Dataset entries
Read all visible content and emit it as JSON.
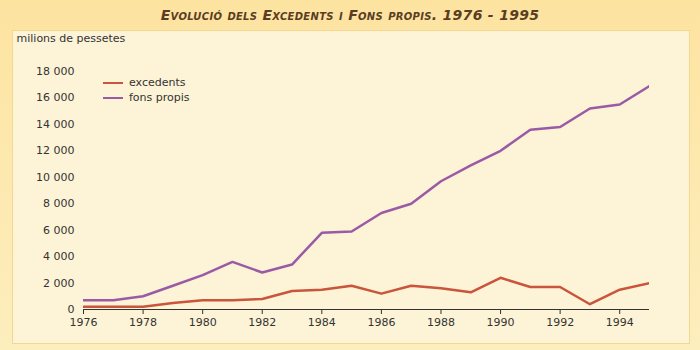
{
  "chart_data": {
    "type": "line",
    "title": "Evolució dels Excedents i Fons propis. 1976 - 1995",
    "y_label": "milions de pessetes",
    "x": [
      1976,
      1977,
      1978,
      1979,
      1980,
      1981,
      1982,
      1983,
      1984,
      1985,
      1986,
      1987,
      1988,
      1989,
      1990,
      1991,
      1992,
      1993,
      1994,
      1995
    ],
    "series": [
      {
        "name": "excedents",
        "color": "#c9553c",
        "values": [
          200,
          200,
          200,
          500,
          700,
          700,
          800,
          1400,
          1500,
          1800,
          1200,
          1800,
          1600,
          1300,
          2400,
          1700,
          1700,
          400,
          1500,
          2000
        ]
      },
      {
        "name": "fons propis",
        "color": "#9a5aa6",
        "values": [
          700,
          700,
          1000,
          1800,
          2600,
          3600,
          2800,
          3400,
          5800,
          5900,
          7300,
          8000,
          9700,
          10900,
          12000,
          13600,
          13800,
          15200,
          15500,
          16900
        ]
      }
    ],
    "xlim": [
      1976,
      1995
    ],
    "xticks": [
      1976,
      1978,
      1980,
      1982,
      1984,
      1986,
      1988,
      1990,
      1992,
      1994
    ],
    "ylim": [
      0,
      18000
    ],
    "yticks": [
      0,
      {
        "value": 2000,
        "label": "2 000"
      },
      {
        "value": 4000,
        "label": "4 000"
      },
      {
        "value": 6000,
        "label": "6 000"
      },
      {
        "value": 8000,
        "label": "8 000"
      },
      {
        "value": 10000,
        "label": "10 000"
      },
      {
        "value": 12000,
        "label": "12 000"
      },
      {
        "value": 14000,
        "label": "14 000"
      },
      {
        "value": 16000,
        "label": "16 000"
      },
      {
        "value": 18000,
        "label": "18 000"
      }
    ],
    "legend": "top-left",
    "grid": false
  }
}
--
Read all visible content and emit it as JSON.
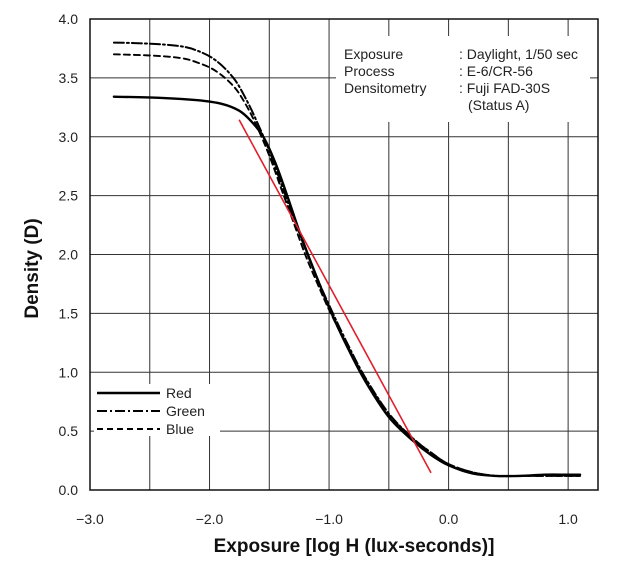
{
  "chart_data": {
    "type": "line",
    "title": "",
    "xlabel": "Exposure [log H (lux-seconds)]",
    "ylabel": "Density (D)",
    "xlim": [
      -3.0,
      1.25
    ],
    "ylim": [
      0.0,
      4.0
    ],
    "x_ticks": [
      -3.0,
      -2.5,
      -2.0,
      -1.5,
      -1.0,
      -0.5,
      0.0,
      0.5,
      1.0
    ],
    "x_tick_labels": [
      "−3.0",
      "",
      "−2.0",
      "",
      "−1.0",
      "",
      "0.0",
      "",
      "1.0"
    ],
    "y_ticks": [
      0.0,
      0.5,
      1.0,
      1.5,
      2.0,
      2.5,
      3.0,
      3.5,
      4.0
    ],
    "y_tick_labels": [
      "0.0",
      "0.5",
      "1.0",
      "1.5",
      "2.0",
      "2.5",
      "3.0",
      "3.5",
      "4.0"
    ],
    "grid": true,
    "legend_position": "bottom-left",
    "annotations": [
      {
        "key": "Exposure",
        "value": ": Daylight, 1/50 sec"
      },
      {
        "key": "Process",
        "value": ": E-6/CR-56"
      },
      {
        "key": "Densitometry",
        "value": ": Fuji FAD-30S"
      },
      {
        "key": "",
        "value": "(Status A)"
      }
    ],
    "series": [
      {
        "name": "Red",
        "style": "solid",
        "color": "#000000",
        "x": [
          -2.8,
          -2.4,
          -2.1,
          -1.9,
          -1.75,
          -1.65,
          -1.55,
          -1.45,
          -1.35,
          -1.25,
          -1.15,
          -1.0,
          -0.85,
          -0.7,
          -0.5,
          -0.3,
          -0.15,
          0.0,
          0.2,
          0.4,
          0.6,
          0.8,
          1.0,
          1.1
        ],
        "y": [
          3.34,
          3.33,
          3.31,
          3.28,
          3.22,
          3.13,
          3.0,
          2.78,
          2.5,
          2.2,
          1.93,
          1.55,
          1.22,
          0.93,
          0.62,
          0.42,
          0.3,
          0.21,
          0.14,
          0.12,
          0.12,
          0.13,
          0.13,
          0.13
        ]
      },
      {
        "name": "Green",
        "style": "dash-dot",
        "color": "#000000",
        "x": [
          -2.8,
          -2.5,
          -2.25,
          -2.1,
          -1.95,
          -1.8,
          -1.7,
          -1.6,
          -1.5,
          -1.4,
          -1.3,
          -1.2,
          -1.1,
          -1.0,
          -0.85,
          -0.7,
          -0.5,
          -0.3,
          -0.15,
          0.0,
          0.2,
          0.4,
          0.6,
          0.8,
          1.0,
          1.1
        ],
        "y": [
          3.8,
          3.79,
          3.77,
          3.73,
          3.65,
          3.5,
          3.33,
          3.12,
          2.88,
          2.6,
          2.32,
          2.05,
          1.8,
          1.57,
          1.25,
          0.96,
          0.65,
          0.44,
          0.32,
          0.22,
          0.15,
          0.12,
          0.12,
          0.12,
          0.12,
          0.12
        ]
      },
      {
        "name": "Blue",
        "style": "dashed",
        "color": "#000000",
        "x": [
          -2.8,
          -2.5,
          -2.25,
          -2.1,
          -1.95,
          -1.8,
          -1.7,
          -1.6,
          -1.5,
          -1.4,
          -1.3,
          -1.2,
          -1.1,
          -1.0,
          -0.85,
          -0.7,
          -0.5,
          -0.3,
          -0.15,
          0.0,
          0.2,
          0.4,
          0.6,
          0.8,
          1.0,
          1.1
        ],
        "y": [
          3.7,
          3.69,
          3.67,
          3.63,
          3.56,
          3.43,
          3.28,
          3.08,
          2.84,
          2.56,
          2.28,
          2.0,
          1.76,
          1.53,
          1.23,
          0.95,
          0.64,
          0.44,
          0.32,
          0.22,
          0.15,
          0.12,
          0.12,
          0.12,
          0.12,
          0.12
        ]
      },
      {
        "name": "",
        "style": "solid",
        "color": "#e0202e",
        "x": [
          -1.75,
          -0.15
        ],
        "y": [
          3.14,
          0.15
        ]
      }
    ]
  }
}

Task prompt
Gather every line containing the word "left" and copy it.

Solution for this task
    "legend": "top-left",
    "legend_position": "bottom-left",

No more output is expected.